Written exercise
Below are entries. Pull out all lines containing "JSON".

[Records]
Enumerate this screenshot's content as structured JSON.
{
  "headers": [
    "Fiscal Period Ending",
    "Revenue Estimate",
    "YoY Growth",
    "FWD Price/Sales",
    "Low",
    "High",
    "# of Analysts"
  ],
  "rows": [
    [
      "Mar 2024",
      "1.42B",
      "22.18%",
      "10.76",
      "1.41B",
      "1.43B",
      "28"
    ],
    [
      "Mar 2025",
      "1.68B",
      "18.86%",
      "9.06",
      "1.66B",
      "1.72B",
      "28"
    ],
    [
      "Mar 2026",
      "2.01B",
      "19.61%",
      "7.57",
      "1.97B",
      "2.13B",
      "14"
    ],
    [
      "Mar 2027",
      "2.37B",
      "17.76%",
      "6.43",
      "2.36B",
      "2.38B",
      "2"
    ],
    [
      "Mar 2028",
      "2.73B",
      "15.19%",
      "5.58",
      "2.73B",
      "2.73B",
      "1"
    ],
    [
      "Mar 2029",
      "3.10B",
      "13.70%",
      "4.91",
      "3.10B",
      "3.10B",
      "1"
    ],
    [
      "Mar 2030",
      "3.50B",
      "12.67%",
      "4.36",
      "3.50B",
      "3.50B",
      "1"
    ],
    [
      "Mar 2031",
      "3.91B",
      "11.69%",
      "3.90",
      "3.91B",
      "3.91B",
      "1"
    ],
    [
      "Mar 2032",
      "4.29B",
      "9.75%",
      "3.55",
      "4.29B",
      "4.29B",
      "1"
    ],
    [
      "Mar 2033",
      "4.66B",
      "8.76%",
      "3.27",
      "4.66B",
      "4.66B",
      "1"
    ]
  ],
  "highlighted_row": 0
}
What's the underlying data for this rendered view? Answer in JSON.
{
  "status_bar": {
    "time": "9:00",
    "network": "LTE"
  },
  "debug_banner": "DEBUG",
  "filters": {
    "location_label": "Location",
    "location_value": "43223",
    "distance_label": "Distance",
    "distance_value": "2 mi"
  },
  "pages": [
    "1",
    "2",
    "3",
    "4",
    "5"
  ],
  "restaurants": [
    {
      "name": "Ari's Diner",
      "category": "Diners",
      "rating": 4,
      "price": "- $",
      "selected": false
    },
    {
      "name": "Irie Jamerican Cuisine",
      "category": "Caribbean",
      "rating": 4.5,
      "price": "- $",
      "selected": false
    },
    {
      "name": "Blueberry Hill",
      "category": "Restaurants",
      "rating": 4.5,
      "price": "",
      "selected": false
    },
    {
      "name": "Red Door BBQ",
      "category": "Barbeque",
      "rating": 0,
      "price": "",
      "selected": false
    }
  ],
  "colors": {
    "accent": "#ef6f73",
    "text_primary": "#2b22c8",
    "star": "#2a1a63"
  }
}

Exercise response
Enumerate this screenshot's content as structured JSON.
What's the underlying data for this rendered view? Answer in JSON.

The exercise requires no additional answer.